§ **TASK TO CARRY OUT**
Extract the data exactly, missing nothing.

[START OF INPUT MATERIAL]

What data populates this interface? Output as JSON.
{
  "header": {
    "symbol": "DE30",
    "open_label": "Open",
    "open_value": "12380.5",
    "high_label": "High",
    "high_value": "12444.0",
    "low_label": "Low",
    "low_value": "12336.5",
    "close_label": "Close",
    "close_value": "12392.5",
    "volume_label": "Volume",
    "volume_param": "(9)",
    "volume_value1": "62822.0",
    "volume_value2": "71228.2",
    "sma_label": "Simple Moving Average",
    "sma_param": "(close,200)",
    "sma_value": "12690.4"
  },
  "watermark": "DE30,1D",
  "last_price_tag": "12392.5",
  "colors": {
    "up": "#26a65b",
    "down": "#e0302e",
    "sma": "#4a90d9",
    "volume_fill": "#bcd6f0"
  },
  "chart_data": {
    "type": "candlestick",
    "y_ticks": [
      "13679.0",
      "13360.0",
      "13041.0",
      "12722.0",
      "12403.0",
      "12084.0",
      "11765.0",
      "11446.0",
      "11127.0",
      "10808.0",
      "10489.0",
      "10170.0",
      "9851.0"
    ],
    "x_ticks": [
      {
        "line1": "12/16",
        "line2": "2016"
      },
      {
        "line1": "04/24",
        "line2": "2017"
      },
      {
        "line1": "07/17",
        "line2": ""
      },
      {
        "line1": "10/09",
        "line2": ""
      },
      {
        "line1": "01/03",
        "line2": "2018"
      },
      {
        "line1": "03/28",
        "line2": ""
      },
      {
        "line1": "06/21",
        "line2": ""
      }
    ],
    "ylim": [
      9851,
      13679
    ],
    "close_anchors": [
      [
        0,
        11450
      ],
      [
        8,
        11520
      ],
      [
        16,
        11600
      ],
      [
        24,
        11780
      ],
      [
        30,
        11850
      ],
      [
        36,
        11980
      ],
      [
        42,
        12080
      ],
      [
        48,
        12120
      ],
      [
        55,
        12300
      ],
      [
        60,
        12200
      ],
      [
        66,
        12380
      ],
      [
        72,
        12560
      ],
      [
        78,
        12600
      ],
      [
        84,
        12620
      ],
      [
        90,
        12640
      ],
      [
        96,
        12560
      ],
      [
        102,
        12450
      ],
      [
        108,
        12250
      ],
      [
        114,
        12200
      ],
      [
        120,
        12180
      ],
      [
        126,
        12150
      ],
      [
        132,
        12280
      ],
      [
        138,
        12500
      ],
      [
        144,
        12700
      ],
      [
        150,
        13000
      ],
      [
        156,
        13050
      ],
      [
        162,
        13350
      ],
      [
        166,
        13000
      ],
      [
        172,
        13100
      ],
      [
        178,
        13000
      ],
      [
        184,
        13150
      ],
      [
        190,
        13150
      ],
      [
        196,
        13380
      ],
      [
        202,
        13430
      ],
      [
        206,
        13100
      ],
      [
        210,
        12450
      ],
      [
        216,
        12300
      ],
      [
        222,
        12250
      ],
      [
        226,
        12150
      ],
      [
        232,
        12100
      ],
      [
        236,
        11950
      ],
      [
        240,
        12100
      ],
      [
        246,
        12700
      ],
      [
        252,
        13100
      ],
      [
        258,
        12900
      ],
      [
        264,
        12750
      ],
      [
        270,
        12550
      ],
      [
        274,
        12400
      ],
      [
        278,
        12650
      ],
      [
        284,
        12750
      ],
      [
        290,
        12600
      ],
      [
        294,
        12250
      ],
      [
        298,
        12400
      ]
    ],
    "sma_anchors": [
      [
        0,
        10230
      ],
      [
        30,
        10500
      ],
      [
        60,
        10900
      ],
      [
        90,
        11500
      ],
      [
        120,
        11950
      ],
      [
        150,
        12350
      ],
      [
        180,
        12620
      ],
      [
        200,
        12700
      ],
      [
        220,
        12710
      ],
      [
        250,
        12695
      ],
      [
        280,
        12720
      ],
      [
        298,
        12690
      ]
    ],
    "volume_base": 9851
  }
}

[END OF INPUT MATERIAL]

§ **ANSWER TO THIS EXERCISE**
What data populates this interface? Output as JSON.
{
  "header": {
    "symbol": "DE30",
    "open_label": "Open",
    "open_value": "12380.5",
    "high_label": "High",
    "high_value": "12444.0",
    "low_label": "Low",
    "low_value": "12336.5",
    "close_label": "Close",
    "close_value": "12392.5",
    "volume_label": "Volume",
    "volume_param": "(9)",
    "volume_value1": "62822.0",
    "volume_value2": "71228.2",
    "sma_label": "Simple Moving Average",
    "sma_param": "(close,200)",
    "sma_value": "12690.4"
  },
  "watermark": "DE30,1D",
  "last_price_tag": "12392.5",
  "colors": {
    "up": "#26a65b",
    "down": "#e0302e",
    "sma": "#4a90d9",
    "volume_fill": "#bcd6f0"
  },
  "chart_data": {
    "type": "candlestick",
    "y_ticks": [
      "13679.0",
      "13360.0",
      "13041.0",
      "12722.0",
      "12403.0",
      "12084.0",
      "11765.0",
      "11446.0",
      "11127.0",
      "10808.0",
      "10489.0",
      "10170.0",
      "9851.0"
    ],
    "x_ticks": [
      {
        "line1": "12/16",
        "line2": "2016"
      },
      {
        "line1": "04/24",
        "line2": "2017"
      },
      {
        "line1": "07/17",
        "line2": ""
      },
      {
        "line1": "10/09",
        "line2": ""
      },
      {
        "line1": "01/03",
        "line2": "2018"
      },
      {
        "line1": "03/28",
        "line2": ""
      },
      {
        "line1": "06/21",
        "line2": ""
      }
    ],
    "ylim": [
      9851,
      13679
    ],
    "close_anchors": [
      [
        0,
        11450
      ],
      [
        8,
        11520
      ],
      [
        16,
        11600
      ],
      [
        24,
        11780
      ],
      [
        30,
        11850
      ],
      [
        36,
        11980
      ],
      [
        42,
        12080
      ],
      [
        48,
        12120
      ],
      [
        55,
        12300
      ],
      [
        60,
        12200
      ],
      [
        66,
        12380
      ],
      [
        72,
        12560
      ],
      [
        78,
        12600
      ],
      [
        84,
        12620
      ],
      [
        90,
        12640
      ],
      [
        96,
        12560
      ],
      [
        102,
        12450
      ],
      [
        108,
        12250
      ],
      [
        114,
        12200
      ],
      [
        120,
        12180
      ],
      [
        126,
        12150
      ],
      [
        132,
        12280
      ],
      [
        138,
        12500
      ],
      [
        144,
        12700
      ],
      [
        150,
        13000
      ],
      [
        156,
        13050
      ],
      [
        162,
        13350
      ],
      [
        166,
        13000
      ],
      [
        172,
        13100
      ],
      [
        178,
        13000
      ],
      [
        184,
        13150
      ],
      [
        190,
        13150
      ],
      [
        196,
        13380
      ],
      [
        202,
        13430
      ],
      [
        206,
        13100
      ],
      [
        210,
        12450
      ],
      [
        216,
        12300
      ],
      [
        222,
        12250
      ],
      [
        226,
        12150
      ],
      [
        232,
        12100
      ],
      [
        236,
        11950
      ],
      [
        240,
        12100
      ],
      [
        246,
        12700
      ],
      [
        252,
        13100
      ],
      [
        258,
        12900
      ],
      [
        264,
        12750
      ],
      [
        270,
        12550
      ],
      [
        274,
        12400
      ],
      [
        278,
        12650
      ],
      [
        284,
        12750
      ],
      [
        290,
        12600
      ],
      [
        294,
        12250
      ],
      [
        298,
        12400
      ]
    ],
    "sma_anchors": [
      [
        0,
        10230
      ],
      [
        30,
        10500
      ],
      [
        60,
        10900
      ],
      [
        90,
        11500
      ],
      [
        120,
        11950
      ],
      [
        150,
        12350
      ],
      [
        180,
        12620
      ],
      [
        200,
        12700
      ],
      [
        220,
        12710
      ],
      [
        250,
        12695
      ],
      [
        280,
        12720
      ],
      [
        298,
        12690
      ]
    ],
    "volume_base": 9851
  }
}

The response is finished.